● **EXERCISE**
Quote the whole listing word for word. Do not include the pictures.
---+---
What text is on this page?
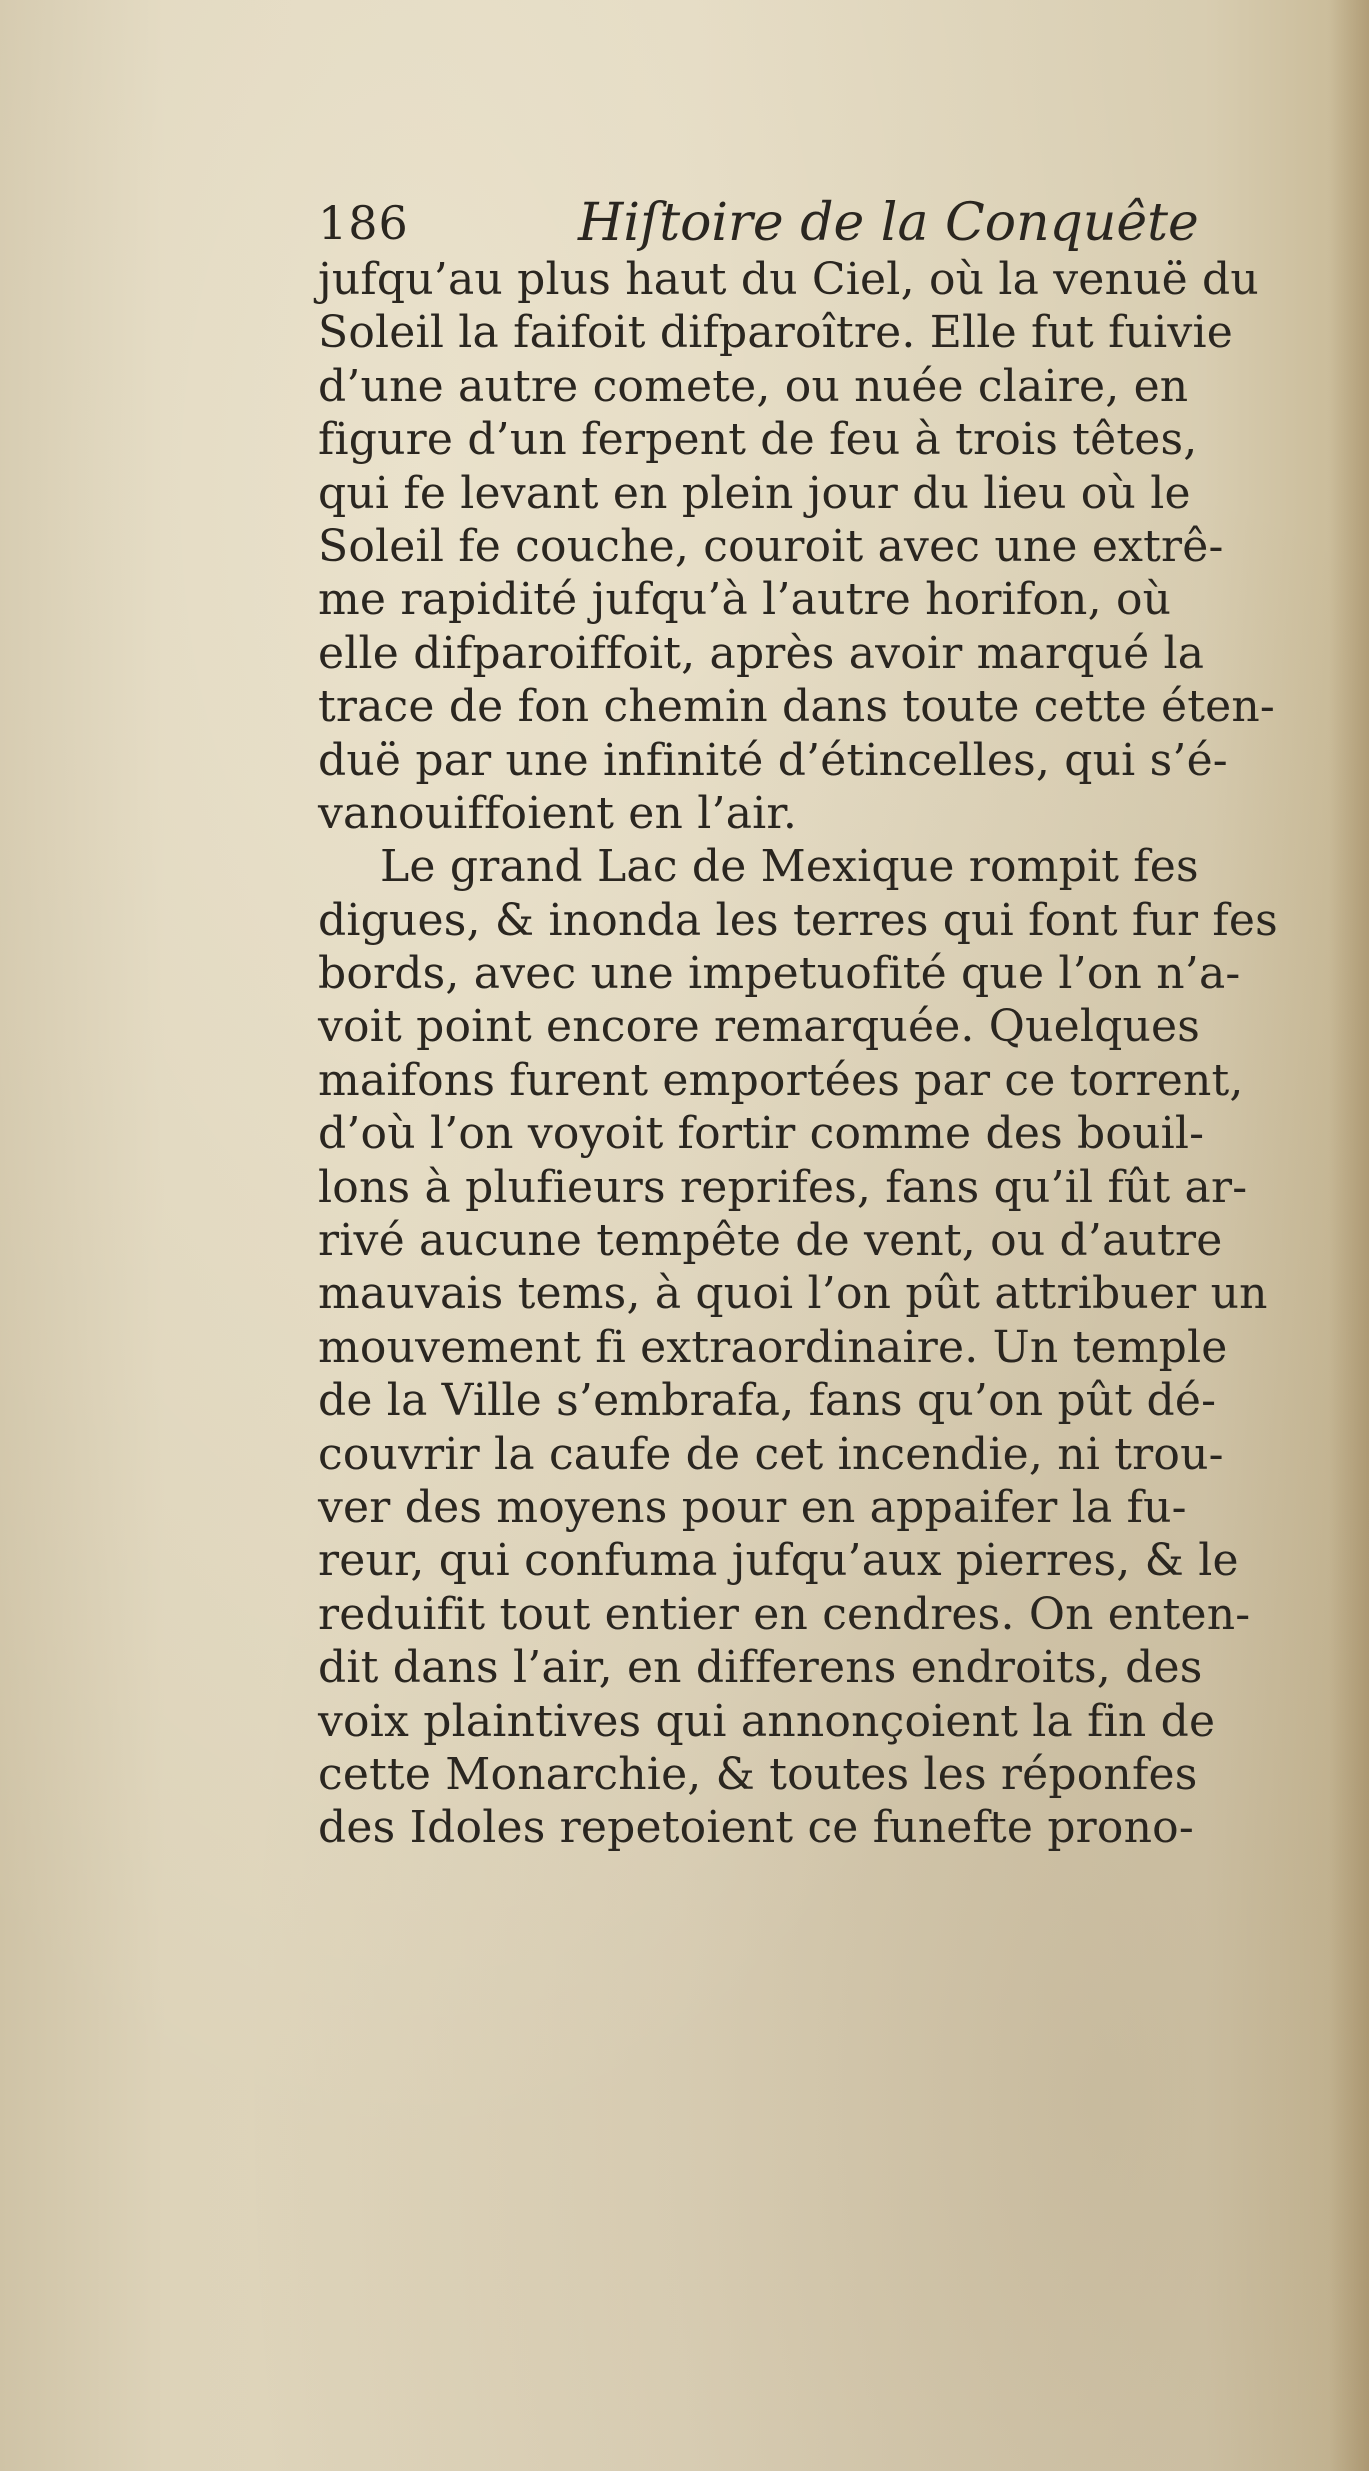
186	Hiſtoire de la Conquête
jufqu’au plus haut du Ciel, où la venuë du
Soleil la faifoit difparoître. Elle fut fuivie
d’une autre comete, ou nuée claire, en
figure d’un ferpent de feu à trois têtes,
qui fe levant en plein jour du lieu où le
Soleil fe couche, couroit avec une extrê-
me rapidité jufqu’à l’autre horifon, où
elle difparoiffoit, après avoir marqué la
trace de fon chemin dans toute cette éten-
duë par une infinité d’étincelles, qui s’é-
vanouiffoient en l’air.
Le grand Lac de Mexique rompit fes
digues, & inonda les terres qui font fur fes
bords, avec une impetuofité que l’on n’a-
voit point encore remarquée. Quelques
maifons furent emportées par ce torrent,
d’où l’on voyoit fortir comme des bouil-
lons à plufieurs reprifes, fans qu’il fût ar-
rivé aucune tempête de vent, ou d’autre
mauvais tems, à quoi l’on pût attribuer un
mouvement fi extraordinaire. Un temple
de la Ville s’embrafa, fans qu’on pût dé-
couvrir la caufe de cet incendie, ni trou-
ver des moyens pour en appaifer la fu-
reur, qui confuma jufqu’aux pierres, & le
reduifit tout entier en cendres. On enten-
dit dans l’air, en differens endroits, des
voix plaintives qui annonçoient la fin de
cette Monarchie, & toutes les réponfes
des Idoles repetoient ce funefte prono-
---+---
● **TASK OUTPUT**
What text is on this page?
186	Hiſtoire de la Conquête
jufqu’au plus haut du Ciel, où la venuë du
Soleil la faifoit difparoître. Elle fut fuivie
d’une autre comete, ou nuée claire, en
figure d’un ferpent de feu à trois têtes,
qui fe levant en plein jour du lieu où le
Soleil fe couche, couroit avec une extrê-
me rapidité jufqu’à l’autre horifon, où
elle difparoiffoit, après avoir marqué la
trace de fon chemin dans toute cette éten-
duë par une infinité d’étincelles, qui s’é-
vanouiffoient en l’air.
Le grand Lac de Mexique rompit fes
digues, & inonda les terres qui font fur fes
bords, avec une impetuofité que l’on n’a-
voit point encore remarquée. Quelques
maifons furent emportées par ce torrent,
d’où l’on voyoit fortir comme des bouil-
lons à plufieurs reprifes, fans qu’il fût ar-
rivé aucune tempête de vent, ou d’autre
mauvais tems, à quoi l’on pût attribuer un
mouvement fi extraordinaire. Un temple
de la Ville s’embrafa, fans qu’on pût dé-
couvrir la caufe de cet incendie, ni trou-
ver des moyens pour en appaifer la fu-
reur, qui confuma jufqu’aux pierres, & le
reduifit tout entier en cendres. On enten-
dit dans l’air, en differens endroits, des
voix plaintives qui annonçoient la fin de
cette Monarchie, & toutes les réponfes
des Idoles repetoient ce funefte prono-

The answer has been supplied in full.